**WHAT IS NEEDED**: Make an exact copy of all the records.

**PROVIDED DATA**:
——

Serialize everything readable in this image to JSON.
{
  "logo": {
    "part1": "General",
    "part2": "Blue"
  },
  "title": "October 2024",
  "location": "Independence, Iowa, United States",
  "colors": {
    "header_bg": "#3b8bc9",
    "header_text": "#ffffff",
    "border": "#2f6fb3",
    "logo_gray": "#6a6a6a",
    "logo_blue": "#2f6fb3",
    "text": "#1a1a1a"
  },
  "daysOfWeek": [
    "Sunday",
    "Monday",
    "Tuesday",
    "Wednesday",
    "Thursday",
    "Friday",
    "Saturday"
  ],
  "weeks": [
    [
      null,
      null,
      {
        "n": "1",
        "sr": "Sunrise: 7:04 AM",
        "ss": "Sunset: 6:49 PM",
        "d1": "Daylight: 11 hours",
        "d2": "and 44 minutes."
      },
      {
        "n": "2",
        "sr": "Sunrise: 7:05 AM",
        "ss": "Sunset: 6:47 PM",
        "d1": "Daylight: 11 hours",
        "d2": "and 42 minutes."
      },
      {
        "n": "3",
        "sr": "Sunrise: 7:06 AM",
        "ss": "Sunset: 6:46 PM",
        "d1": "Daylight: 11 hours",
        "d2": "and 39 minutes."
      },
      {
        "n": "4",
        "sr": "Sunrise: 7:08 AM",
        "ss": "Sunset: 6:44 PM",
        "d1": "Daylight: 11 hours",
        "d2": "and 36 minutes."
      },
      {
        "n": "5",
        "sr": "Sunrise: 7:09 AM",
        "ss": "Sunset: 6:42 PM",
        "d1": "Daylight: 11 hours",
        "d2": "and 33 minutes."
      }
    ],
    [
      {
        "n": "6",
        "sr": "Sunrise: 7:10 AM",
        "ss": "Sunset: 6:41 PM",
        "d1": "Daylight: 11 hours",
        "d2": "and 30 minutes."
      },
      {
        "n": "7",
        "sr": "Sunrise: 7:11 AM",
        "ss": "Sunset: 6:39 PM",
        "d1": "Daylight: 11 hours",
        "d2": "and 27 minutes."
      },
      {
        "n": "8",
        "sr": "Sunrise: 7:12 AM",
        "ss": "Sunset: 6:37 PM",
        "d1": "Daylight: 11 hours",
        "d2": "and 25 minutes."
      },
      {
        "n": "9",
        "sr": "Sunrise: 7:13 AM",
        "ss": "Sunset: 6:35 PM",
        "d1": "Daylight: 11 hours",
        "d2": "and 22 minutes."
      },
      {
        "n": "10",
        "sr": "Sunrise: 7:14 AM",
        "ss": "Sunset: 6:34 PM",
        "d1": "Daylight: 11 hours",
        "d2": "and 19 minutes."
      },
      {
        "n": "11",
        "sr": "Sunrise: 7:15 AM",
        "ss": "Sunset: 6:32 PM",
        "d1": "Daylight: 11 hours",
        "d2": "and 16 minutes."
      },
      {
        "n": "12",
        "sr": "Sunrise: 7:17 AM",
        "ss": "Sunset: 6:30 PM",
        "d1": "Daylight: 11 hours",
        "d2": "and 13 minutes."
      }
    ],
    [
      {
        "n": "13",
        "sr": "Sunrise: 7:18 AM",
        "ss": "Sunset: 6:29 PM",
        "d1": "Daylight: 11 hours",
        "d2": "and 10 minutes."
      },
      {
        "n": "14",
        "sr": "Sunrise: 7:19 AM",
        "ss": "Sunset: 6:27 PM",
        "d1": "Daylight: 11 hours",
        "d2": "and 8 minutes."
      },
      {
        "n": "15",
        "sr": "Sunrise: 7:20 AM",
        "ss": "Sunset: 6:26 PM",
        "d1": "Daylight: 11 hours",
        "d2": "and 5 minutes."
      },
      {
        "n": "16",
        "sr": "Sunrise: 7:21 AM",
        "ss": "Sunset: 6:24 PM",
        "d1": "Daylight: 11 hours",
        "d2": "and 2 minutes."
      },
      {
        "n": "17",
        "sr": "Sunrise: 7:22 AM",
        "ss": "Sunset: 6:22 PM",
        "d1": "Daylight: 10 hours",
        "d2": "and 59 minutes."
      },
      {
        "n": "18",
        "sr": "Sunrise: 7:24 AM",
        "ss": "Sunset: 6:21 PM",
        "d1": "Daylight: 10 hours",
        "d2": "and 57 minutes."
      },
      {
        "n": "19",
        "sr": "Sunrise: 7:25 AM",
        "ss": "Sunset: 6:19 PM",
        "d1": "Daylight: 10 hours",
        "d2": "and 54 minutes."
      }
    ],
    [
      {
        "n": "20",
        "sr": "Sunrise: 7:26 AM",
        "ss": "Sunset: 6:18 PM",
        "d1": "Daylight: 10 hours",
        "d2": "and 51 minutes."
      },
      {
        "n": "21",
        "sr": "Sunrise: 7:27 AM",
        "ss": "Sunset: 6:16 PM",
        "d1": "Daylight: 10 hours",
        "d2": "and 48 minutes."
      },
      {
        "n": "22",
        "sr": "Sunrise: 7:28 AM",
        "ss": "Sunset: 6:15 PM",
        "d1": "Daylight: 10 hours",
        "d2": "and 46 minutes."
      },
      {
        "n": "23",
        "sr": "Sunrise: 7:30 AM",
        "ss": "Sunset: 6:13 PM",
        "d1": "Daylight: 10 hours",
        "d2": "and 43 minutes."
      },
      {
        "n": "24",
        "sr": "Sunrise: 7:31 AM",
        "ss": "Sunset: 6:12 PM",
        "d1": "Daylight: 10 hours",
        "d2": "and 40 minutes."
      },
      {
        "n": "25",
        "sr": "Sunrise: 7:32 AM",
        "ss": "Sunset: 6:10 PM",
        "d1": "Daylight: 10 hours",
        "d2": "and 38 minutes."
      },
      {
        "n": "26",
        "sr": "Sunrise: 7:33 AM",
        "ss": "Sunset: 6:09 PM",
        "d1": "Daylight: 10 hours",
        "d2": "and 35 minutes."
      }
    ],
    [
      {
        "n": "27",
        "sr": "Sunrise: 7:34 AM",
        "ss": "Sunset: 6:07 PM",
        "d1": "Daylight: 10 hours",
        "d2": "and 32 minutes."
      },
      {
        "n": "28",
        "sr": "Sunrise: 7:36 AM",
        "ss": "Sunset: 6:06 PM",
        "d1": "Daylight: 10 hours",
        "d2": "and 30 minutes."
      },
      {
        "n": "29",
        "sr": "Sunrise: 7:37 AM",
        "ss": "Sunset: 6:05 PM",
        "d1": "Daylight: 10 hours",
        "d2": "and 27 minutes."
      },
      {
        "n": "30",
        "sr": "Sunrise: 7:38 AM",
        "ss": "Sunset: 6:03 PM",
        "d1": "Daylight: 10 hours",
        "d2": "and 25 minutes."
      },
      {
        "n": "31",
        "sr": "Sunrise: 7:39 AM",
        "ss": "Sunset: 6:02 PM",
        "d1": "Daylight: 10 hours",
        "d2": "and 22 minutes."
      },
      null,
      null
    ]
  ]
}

——

**CORRECT RESULT**:
Serialize everything readable in this image to JSON.
{
  "logo": {
    "part1": "General",
    "part2": "Blue"
  },
  "title": "October 2024",
  "location": "Independence, Iowa, United States",
  "colors": {
    "header_bg": "#3b8bc9",
    "header_text": "#ffffff",
    "border": "#2f6fb3",
    "logo_gray": "#6a6a6a",
    "logo_blue": "#2f6fb3",
    "text": "#1a1a1a"
  },
  "daysOfWeek": [
    "Sunday",
    "Monday",
    "Tuesday",
    "Wednesday",
    "Thursday",
    "Friday",
    "Saturday"
  ],
  "weeks": [
    [
      null,
      null,
      {
        "n": "1",
        "sr": "Sunrise: 7:04 AM",
        "ss": "Sunset: 6:49 PM",
        "d1": "Daylight: 11 hours",
        "d2": "and 44 minutes."
      },
      {
        "n": "2",
        "sr": "Sunrise: 7:05 AM",
        "ss": "Sunset: 6:47 PM",
        "d1": "Daylight: 11 hours",
        "d2": "and 42 minutes."
      },
      {
        "n": "3",
        "sr": "Sunrise: 7:06 AM",
        "ss": "Sunset: 6:46 PM",
        "d1": "Daylight: 11 hours",
        "d2": "and 39 minutes."
      },
      {
        "n": "4",
        "sr": "Sunrise: 7:08 AM",
        "ss": "Sunset: 6:44 PM",
        "d1": "Daylight: 11 hours",
        "d2": "and 36 minutes."
      },
      {
        "n": "5",
        "sr": "Sunrise: 7:09 AM",
        "ss": "Sunset: 6:42 PM",
        "d1": "Daylight: 11 hours",
        "d2": "and 33 minutes."
      }
    ],
    [
      {
        "n": "6",
        "sr": "Sunrise: 7:10 AM",
        "ss": "Sunset: 6:41 PM",
        "d1": "Daylight: 11 hours",
        "d2": "and 30 minutes."
      },
      {
        "n": "7",
        "sr": "Sunrise: 7:11 AM",
        "ss": "Sunset: 6:39 PM",
        "d1": "Daylight: 11 hours",
        "d2": "and 27 minutes."
      },
      {
        "n": "8",
        "sr": "Sunrise: 7:12 AM",
        "ss": "Sunset: 6:37 PM",
        "d1": "Daylight: 11 hours",
        "d2": "and 25 minutes."
      },
      {
        "n": "9",
        "sr": "Sunrise: 7:13 AM",
        "ss": "Sunset: 6:35 PM",
        "d1": "Daylight: 11 hours",
        "d2": "and 22 minutes."
      },
      {
        "n": "10",
        "sr": "Sunrise: 7:14 AM",
        "ss": "Sunset: 6:34 PM",
        "d1": "Daylight: 11 hours",
        "d2": "and 19 minutes."
      },
      {
        "n": "11",
        "sr": "Sunrise: 7:15 AM",
        "ss": "Sunset: 6:32 PM",
        "d1": "Daylight: 11 hours",
        "d2": "and 16 minutes."
      },
      {
        "n": "12",
        "sr": "Sunrise: 7:17 AM",
        "ss": "Sunset: 6:30 PM",
        "d1": "Daylight: 11 hours",
        "d2": "and 13 minutes."
      }
    ],
    [
      {
        "n": "13",
        "sr": "Sunrise: 7:18 AM",
        "ss": "Sunset: 6:29 PM",
        "d1": "Daylight: 11 hours",
        "d2": "and 10 minutes."
      },
      {
        "n": "14",
        "sr": "Sunrise: 7:19 AM",
        "ss": "Sunset: 6:27 PM",
        "d1": "Daylight: 11 hours",
        "d2": "and 8 minutes."
      },
      {
        "n": "15",
        "sr": "Sunrise: 7:20 AM",
        "ss": "Sunset: 6:26 PM",
        "d1": "Daylight: 11 hours",
        "d2": "and 5 minutes."
      },
      {
        "n": "16",
        "sr": "Sunrise: 7:21 AM",
        "ss": "Sunset: 6:24 PM",
        "d1": "Daylight: 11 hours",
        "d2": "and 2 minutes."
      },
      {
        "n": "17",
        "sr": "Sunrise: 7:22 AM",
        "ss": "Sunset: 6:22 PM",
        "d1": "Daylight: 10 hours",
        "d2": "and 59 minutes."
      },
      {
        "n": "18",
        "sr": "Sunrise: 7:24 AM",
        "ss": "Sunset: 6:21 PM",
        "d1": "Daylight: 10 hours",
        "d2": "and 57 minutes."
      },
      {
        "n": "19",
        "sr": "Sunrise: 7:25 AM",
        "ss": "Sunset: 6:19 PM",
        "d1": "Daylight: 10 hours",
        "d2": "and 54 minutes."
      }
    ],
    [
      {
        "n": "20",
        "sr": "Sunrise: 7:26 AM",
        "ss": "Sunset: 6:18 PM",
        "d1": "Daylight: 10 hours",
        "d2": "and 51 minutes."
      },
      {
        "n": "21",
        "sr": "Sunrise: 7:27 AM",
        "ss": "Sunset: 6:16 PM",
        "d1": "Daylight: 10 hours",
        "d2": "and 48 minutes."
      },
      {
        "n": "22",
        "sr": "Sunrise: 7:28 AM",
        "ss": "Sunset: 6:15 PM",
        "d1": "Daylight: 10 hours",
        "d2": "and 46 minutes."
      },
      {
        "n": "23",
        "sr": "Sunrise: 7:30 AM",
        "ss": "Sunset: 6:13 PM",
        "d1": "Daylight: 10 hours",
        "d2": "and 43 minutes."
      },
      {
        "n": "24",
        "sr": "Sunrise: 7:31 AM",
        "ss": "Sunset: 6:12 PM",
        "d1": "Daylight: 10 hours",
        "d2": "and 40 minutes."
      },
      {
        "n": "25",
        "sr": "Sunrise: 7:32 AM",
        "ss": "Sunset: 6:10 PM",
        "d1": "Daylight: 10 hours",
        "d2": "and 38 minutes."
      },
      {
        "n": "26",
        "sr": "Sunrise: 7:33 AM",
        "ss": "Sunset: 6:09 PM",
        "d1": "Daylight: 10 hours",
        "d2": "and 35 minutes."
      }
    ],
    [
      {
        "n": "27",
        "sr": "Sunrise: 7:34 AM",
        "ss": "Sunset: 6:07 PM",
        "d1": "Daylight: 10 hours",
        "d2": "and 32 minutes."
      },
      {
        "n": "28",
        "sr": "Sunrise: 7:36 AM",
        "ss": "Sunset: 6:06 PM",
        "d1": "Daylight: 10 hours",
        "d2": "and 30 minutes."
      },
      {
        "n": "29",
        "sr": "Sunrise: 7:37 AM",
        "ss": "Sunset: 6:05 PM",
        "d1": "Daylight: 10 hours",
        "d2": "and 27 minutes."
      },
      {
        "n": "30",
        "sr": "Sunrise: 7:38 AM",
        "ss": "Sunset: 6:03 PM",
        "d1": "Daylight: 10 hours",
        "d2": "and 25 minutes."
      },
      {
        "n": "31",
        "sr": "Sunrise: 7:39 AM",
        "ss": "Sunset: 6:02 PM",
        "d1": "Daylight: 10 hours",
        "d2": "and 22 minutes."
      },
      null,
      null
    ]
  ]
}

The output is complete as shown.